Estamos muito distantes da aceitação do fato que a harmonia materna pode ser
utilizada para a estabilização da vida de seu filho. A UTI é Neonatal. A dor da
mãe não entra na tomada de decisão. Assumimos sistematicamente uma postura de
completa negligencia em relação e essa dor e quando decidimos intervir, na
maioria das vezes utilizamos conhecimento tácito, empírico, improvisado e por
inspiração do momento. Desaprendemos a função do abraço. Nos afastamos da vida.
A ciência sequer preta atenção habitual no cuidado materno. Em recente estudo,
Caroline Tronco e cols analisaram o conteúdo temático de 608 resumos de
trabalhos acerca da saúde de bebes de baixo peso e de muito baixo peso em UTIs
neonatais publicados entre 1990 e 2008. Embora demonstrassem
os “avanços na atenção a saúde do
recém-nascido, a complexidade clínica e as implicações para sua assistência” estes
estudos revelaram nas suas letras o grande ausente do cuidado com este bebe: a
sua família. Ainda não percebemos a importância essencial de um cuidado voltado
para o desenvolvimento do bebe e centrado na família. Família não cabe em
ampolas. Família não se mistura com monitores. Vamos priorizando a tecnologia e
asfixiando o humano sem perceber que isso é a trajetória para o colapso.
Da
mesma maneira, a saturação, a coloração da pele, a presença de resíduo gástrico
hemorrágico ou não recebem invariavelmente de nossa pratica equivocada um
tratamento e uma leitura preferencialmente bioquímica em detrimento da que
poderia levar à correção dos fatores ambientais favorecedores da desorganização
que muitas vezes é a causa maior dessa pele moteada ou desse resíduo
indesejável.
Fanáticos
por dopamina, já não sabemos ler a linguagem do corpo.
Analfabetizamos.
Submersos
em imensa lista de diagnósticos clínicos em busca de resolução, não valorizamos
o fato de que os bebes nascidos prematuramente são dotados de razão e
consciência e possuem vida anterior ao nascimento, bem como memória,
aprendizado, emoção e capacidade de resposta e interação com o mundo em sua
volta, acabando assim por desrespeitar sua integridade mais ampla e
desconsiderar sua capacidade de percepção e interação...
Acostumados
com a rotina diária e impessoal de nossas atividades clinicas, não percebemos o
direito desses bebes de serem reconhecidos em todos os lugares como pessoa
perante a grande Lei Universal.

_Instrução A_. Transcreva do trecho, sem nenhuma alteração, a passagem que vai de "Estamos muito distantes" até "afastamos da vida.".
_Instrução B_.
Responda, com base no trecho, às perguntas abaixo:
(i) Quantos resumos de trabalhos Caroline Tronco e colaboradores analisaram?
(ii) Entre quais anos foram publicados os trabalhos analisados?
(iii) Segundo o trecho, o que não cabe em ampolas?
_Instrução C_. Traduza para o inglês esta frase do trecho: "Ainda não percebemos a importância essencial de um cuidado voltado para o desenvolvimento do bebe e centrado na família."
Os dados não são necessários para nada do que se pede aqui.

_Registros extraídos de um conjunto de dados_.
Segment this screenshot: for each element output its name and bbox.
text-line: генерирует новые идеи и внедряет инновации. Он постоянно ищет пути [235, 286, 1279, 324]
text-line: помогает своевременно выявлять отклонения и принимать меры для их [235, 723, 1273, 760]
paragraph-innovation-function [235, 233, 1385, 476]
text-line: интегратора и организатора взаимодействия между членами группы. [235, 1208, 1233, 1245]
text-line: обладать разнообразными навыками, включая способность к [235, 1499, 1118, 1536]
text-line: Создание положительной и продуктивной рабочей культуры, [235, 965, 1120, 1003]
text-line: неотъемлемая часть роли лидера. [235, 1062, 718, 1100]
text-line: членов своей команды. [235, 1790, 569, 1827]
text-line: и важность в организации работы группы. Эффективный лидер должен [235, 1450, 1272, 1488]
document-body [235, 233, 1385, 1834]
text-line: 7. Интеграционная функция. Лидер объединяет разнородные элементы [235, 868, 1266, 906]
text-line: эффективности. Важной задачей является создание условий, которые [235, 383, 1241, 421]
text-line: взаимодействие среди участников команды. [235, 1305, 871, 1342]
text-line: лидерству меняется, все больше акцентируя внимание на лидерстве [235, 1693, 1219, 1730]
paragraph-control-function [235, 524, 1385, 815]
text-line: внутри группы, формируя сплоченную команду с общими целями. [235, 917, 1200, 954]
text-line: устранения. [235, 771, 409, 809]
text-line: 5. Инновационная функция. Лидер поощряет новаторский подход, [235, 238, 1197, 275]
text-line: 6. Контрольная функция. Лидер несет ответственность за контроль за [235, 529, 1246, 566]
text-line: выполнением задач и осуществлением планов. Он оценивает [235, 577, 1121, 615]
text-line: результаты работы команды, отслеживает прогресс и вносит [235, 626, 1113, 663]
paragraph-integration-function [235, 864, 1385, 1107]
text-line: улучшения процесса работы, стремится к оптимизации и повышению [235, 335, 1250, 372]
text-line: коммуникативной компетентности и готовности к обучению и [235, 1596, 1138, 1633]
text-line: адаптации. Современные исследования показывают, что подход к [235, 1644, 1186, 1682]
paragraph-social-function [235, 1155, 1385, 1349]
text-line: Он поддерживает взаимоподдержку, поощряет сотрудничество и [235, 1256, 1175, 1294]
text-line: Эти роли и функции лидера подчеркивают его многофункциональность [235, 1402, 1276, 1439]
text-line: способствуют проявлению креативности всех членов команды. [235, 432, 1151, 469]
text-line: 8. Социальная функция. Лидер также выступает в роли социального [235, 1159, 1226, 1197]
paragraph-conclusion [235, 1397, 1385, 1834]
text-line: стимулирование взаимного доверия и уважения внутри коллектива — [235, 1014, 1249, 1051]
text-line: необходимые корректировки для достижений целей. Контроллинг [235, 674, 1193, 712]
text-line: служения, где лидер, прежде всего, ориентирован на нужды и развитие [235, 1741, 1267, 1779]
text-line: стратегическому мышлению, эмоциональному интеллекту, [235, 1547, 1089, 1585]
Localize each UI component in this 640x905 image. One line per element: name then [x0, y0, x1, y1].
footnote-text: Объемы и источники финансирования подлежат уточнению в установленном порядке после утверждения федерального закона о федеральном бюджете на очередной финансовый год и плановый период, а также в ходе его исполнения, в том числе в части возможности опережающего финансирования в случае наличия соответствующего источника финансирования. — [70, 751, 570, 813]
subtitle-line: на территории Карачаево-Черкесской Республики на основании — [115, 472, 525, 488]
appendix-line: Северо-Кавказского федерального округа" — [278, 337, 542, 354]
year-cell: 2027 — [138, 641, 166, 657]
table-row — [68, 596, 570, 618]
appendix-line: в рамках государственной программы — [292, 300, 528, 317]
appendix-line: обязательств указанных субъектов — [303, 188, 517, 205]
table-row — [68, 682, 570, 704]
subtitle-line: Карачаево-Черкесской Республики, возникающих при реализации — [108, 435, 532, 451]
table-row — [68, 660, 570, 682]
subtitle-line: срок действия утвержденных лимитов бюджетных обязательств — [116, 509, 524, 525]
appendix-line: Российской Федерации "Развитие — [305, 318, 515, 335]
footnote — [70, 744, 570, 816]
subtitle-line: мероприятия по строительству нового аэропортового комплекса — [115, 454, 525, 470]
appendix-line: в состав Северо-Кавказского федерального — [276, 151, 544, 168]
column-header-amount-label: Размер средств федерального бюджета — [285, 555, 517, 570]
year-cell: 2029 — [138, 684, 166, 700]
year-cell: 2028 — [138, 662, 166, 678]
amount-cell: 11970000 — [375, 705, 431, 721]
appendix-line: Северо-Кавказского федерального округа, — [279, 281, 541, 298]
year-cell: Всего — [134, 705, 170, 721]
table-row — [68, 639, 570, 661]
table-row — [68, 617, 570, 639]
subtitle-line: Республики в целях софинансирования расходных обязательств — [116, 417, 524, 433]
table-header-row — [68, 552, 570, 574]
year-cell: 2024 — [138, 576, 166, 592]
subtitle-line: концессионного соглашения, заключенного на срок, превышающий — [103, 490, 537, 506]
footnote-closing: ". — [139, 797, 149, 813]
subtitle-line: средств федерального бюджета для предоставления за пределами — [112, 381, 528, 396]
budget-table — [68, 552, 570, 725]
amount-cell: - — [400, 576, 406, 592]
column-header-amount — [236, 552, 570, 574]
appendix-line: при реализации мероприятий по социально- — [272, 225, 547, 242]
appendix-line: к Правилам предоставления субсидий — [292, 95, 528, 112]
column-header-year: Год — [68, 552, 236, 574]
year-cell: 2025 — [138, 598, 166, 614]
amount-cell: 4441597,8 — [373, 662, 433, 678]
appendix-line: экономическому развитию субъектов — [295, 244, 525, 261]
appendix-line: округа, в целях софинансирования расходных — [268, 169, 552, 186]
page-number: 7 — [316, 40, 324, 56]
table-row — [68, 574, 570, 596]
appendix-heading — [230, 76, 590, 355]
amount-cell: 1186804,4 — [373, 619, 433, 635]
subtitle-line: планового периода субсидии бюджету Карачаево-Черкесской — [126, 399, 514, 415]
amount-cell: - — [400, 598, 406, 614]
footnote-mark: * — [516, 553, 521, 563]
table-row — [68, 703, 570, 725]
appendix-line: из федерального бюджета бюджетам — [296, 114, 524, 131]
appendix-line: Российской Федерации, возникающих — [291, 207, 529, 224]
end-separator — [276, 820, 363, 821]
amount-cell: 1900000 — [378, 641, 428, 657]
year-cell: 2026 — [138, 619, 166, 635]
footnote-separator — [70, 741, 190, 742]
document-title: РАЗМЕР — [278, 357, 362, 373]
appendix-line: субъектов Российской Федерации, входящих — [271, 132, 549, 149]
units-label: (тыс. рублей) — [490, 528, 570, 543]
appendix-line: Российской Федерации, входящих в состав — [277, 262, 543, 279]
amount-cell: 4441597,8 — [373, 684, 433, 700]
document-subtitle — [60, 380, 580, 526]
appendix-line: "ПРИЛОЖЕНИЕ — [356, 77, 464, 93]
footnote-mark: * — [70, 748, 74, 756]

_Resposta A_.
Estamos muito distantes da aceitação do fato que a harmonia materna pode ser
utilizada para a estabilização da vida de seu filho. A UTI é Neonatal. A dor da
mãe não entra na tomada de decisão. Assumimos sistematicamente uma postura de
completa negligencia em relação e essa dor e quando decidimos intervir, na
maioria das vezes utilizamos conhecimento tácito, empírico, improvisado e por
inspiração do momento. Desaprendemos a função do abraço. Nos afastamos da vida.

_Resposta B_.
(i) 608 resumos.
(ii) Entre 1990 e 2008.
(iii) A família.

_Resposta C_. We have not yet realized the essential importance of care focused on the baby's development and centered on the family.